ВАША ЗАДАЧА:
Перепишите целиком и без единого изменения текст о картине Босха.

ТЕКСТ:
>>>>>

Совершенно другую интерпретацию картины дает немецкая исследовательница Розмари Шудер. Некто приходит к доктору и просит: «Господин, удали мне коренной зуб». И мастер медицины начинает свою операцию, вскрывая череп. «Meester snyt die Keye ras, myne name is Lubbert, das».
Чешский искусствовед Ханна Волавкова предложила рассматривать картину Босха в контексте с другими произведениями, образующими так называемый квадриптихон. Две части «
По мнению российских искусствоведов, удаление «камня глупости» из головы деревенского простака представляет собой не просто примитивную знахарскую операцию, а попытку магико-мистического преобразования человеческой природы. Картину можно воспринимать как насмешку, но можно и разглядеть в ней неортодоксальный, алхимический смысл.

<<<<<

ИСХОДНЫЕ ЗАПИСИ:
>>>>>

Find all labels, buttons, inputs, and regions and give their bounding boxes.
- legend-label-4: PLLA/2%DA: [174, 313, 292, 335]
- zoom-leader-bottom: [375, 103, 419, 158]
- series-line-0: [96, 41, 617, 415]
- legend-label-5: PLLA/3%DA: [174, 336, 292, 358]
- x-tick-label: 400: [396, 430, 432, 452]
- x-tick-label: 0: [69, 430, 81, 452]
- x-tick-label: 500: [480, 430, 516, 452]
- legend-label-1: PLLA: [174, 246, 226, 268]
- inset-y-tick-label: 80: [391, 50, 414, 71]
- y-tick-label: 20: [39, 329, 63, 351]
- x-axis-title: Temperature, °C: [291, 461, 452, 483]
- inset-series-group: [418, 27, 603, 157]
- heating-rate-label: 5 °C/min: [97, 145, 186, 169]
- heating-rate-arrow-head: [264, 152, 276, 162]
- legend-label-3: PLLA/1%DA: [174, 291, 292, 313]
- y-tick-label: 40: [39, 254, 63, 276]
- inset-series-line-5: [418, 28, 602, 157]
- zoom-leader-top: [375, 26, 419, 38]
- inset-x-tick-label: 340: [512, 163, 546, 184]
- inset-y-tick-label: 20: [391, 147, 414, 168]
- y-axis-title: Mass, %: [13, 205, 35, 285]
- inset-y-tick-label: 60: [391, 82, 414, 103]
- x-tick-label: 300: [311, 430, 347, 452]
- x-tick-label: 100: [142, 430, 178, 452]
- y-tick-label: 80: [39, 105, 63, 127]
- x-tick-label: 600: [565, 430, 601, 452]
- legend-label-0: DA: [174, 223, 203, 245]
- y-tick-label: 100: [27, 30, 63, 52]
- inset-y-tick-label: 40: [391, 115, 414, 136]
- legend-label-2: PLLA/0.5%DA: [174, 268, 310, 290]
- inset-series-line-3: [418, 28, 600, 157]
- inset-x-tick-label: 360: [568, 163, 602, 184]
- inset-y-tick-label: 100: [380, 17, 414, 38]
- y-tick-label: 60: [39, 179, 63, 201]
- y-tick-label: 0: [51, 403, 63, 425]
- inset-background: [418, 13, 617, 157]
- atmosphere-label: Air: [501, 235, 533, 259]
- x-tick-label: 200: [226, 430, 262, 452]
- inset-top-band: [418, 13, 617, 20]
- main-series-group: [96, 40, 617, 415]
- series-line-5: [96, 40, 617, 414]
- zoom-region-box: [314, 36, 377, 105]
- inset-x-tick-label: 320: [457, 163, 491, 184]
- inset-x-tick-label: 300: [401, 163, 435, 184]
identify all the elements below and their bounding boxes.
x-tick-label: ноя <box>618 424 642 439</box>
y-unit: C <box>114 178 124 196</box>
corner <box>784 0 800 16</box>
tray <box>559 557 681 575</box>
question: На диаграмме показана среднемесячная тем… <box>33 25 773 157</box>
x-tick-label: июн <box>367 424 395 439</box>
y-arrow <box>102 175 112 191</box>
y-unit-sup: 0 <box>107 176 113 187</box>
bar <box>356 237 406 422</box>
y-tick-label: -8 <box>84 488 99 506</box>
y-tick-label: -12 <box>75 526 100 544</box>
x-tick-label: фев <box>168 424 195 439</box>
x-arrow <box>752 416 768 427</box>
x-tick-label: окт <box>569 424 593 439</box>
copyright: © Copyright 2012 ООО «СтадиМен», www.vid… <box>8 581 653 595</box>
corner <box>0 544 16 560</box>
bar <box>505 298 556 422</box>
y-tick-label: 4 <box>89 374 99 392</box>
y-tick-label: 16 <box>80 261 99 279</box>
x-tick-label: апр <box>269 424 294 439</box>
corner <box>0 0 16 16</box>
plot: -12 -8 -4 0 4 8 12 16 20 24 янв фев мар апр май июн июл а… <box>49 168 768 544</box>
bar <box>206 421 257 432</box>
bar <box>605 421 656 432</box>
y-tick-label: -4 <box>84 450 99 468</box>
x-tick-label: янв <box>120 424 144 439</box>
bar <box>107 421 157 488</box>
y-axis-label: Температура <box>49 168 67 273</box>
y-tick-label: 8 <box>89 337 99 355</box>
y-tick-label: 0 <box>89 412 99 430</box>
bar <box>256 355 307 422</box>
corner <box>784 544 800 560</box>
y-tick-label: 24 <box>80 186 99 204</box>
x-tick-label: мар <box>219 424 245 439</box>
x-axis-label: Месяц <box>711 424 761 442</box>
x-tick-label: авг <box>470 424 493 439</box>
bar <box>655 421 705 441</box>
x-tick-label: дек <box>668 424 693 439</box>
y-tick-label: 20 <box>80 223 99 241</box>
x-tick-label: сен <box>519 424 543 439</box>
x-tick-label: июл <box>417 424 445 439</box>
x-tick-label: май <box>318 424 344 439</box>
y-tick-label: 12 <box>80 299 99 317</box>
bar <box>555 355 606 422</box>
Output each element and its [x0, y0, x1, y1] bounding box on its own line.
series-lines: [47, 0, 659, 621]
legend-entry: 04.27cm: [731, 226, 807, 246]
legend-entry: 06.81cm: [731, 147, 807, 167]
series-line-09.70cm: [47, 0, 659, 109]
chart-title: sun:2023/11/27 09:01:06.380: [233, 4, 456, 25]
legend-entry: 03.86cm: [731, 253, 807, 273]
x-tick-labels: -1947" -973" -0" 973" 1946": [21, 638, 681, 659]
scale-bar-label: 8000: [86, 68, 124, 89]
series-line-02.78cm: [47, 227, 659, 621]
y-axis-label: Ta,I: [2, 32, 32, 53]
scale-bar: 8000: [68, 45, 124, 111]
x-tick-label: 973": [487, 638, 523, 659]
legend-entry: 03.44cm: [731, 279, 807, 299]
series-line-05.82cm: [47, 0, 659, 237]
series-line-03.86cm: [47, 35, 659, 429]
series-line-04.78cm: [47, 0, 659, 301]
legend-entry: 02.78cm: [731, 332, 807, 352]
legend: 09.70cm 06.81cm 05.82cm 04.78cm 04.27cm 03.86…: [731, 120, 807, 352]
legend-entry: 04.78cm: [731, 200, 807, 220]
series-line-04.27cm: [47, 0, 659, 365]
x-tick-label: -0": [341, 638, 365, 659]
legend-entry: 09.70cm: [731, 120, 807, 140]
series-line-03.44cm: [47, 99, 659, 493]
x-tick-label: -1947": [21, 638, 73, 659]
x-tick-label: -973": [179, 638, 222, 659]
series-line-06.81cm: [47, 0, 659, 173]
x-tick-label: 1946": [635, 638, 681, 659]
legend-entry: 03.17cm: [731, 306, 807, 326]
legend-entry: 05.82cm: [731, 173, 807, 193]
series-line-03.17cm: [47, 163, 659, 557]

<<<<<

ПОЛЕ ОТВЕТА:
Совершенно другую интерпретацию картины дает немецкая исследовательница Розмари Шудер. Некто приходит к доктору и просит: «Господин, удали мне коренной зуб». И мастер медицины начинает свою операцию, вскрывая череп. «Meester snyt die Keye ras, myne name is Lubbert, das».
Чешский искусствовед Ханна Волавкова предложила рассматривать картину Босха в контексте с другими произведениями, образующими так называемый квадриптихон. Две части «
По мнению российских искусствоведов, удаление «камня глупости» из головы деревенского простака представляет собой не просто примитивную знахарскую операцию, а попытку магико-мистического преобразования человеческой природы. Картину можно воспринимать как насмешку, но можно и разглядеть в ней неортодоксальный, алхимический смысл.